**OBJECTIVE**
Go through the data below. Pull out every line that has the word "biosynthesis".
:: RECORDS FOR THE TASK
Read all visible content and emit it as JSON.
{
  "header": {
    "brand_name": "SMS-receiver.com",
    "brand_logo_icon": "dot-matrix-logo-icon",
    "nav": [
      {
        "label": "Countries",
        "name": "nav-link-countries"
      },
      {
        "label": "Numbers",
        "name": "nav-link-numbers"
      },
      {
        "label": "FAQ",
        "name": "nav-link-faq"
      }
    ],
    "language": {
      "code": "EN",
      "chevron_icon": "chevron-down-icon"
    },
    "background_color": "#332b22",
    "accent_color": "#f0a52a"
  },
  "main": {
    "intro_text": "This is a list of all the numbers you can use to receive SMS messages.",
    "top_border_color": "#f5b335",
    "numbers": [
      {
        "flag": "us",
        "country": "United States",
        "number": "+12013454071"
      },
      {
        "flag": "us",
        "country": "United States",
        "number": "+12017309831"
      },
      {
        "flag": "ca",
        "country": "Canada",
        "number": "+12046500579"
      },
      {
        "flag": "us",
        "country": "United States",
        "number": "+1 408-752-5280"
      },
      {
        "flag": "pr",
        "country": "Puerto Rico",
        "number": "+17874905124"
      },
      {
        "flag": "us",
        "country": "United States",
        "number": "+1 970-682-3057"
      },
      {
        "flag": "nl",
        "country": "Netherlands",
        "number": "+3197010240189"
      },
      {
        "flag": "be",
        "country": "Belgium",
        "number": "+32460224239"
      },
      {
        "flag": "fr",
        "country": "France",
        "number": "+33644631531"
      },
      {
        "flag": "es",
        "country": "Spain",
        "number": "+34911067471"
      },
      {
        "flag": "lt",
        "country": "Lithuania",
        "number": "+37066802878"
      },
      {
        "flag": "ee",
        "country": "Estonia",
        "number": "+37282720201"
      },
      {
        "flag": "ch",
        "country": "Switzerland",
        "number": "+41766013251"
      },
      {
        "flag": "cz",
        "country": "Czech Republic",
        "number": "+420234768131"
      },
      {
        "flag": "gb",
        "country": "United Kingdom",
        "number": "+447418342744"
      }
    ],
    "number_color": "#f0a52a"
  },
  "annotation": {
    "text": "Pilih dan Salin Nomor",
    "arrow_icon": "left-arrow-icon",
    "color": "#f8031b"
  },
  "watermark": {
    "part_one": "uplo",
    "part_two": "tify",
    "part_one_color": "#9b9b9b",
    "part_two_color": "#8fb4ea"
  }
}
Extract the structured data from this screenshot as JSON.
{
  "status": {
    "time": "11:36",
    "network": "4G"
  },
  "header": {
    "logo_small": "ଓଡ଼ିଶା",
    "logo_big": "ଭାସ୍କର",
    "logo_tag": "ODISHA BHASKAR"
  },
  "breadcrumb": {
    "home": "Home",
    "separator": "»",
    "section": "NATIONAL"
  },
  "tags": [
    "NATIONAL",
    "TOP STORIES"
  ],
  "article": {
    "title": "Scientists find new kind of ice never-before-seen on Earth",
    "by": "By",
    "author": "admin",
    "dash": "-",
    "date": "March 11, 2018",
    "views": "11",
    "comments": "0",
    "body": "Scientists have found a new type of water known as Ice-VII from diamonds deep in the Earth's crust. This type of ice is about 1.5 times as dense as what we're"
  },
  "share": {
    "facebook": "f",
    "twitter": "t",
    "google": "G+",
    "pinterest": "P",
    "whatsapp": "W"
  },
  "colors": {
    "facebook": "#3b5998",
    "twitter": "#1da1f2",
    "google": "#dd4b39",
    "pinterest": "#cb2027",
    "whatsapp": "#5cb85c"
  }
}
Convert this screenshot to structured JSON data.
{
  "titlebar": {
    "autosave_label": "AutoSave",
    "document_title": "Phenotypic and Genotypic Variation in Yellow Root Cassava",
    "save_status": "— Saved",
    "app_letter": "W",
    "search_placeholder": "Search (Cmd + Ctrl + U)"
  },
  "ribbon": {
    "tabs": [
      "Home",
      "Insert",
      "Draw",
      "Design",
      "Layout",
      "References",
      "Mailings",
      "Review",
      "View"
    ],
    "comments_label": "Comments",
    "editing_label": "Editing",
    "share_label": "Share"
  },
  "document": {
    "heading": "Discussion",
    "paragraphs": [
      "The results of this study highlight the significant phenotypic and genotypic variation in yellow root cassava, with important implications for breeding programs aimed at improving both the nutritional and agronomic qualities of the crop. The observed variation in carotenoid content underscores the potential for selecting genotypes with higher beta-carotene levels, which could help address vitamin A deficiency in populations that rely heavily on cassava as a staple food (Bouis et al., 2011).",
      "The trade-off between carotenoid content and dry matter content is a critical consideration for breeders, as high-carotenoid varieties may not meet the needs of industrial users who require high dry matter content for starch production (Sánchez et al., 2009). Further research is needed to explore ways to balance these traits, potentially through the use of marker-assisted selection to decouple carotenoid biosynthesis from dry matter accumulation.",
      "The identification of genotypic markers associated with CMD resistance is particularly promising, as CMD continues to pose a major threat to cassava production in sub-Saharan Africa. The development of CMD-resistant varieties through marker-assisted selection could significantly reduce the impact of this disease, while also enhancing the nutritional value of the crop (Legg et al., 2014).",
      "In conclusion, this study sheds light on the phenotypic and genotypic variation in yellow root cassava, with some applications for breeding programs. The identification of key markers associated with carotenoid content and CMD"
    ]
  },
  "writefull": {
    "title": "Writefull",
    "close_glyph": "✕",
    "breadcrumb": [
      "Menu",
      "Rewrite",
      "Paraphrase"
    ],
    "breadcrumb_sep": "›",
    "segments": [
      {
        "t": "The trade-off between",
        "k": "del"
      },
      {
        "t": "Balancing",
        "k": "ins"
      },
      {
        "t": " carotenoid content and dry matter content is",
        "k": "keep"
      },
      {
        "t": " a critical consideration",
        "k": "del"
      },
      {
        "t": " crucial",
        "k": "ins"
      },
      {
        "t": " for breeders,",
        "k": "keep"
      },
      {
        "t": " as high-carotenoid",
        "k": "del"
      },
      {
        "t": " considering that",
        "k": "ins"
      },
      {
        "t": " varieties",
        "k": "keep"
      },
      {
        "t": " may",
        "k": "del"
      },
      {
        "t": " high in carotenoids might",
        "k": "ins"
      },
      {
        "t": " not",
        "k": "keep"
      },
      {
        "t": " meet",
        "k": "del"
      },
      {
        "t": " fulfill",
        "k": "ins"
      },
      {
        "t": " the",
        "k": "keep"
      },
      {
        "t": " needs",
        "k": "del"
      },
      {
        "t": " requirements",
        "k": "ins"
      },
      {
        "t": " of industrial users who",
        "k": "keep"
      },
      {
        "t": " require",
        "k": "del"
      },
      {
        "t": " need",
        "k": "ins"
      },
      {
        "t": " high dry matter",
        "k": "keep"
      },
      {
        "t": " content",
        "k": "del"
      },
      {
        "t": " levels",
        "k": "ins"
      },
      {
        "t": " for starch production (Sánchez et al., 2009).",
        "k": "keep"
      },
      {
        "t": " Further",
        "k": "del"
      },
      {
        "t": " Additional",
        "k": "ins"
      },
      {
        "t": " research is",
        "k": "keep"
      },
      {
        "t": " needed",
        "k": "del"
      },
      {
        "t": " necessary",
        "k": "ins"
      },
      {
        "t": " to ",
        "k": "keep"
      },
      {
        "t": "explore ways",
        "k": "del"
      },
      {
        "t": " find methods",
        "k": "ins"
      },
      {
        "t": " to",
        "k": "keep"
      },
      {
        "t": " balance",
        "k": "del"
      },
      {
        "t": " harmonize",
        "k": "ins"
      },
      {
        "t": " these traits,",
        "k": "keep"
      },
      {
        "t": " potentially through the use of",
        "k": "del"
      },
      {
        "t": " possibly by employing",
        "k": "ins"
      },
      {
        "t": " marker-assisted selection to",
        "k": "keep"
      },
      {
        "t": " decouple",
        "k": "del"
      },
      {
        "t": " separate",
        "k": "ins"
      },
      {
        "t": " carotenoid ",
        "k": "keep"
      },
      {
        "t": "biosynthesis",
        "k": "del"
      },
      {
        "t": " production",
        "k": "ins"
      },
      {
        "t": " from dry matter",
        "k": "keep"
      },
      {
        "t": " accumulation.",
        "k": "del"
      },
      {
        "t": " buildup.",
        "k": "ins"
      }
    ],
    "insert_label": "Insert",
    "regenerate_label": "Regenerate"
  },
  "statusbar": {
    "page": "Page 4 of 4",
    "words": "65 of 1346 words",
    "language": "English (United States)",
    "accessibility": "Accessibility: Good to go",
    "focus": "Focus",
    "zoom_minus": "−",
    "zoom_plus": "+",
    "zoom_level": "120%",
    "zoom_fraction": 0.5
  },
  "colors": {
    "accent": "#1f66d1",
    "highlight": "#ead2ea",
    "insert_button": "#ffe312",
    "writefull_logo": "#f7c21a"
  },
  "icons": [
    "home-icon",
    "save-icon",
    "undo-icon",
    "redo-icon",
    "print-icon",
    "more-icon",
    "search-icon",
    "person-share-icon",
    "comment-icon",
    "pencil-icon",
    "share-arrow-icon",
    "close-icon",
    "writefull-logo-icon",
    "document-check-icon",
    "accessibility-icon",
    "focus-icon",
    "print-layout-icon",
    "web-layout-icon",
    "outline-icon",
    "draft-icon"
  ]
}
::::
**EXERCISE ANSWER**
      "The trade-off between carotenoid content and dry matter content is a critical consideration for breeders, as high-carotenoid varieties may not meet the needs of industrial users who require high dry matter content for starch production (Sánchez et al., 2009). Further research is needed to explore ways to balance these traits, potentially through the use of marker-assisted selection to decouple carotenoid biosynthesis from dry matter accumulation.",
        "t": "biosynthesis",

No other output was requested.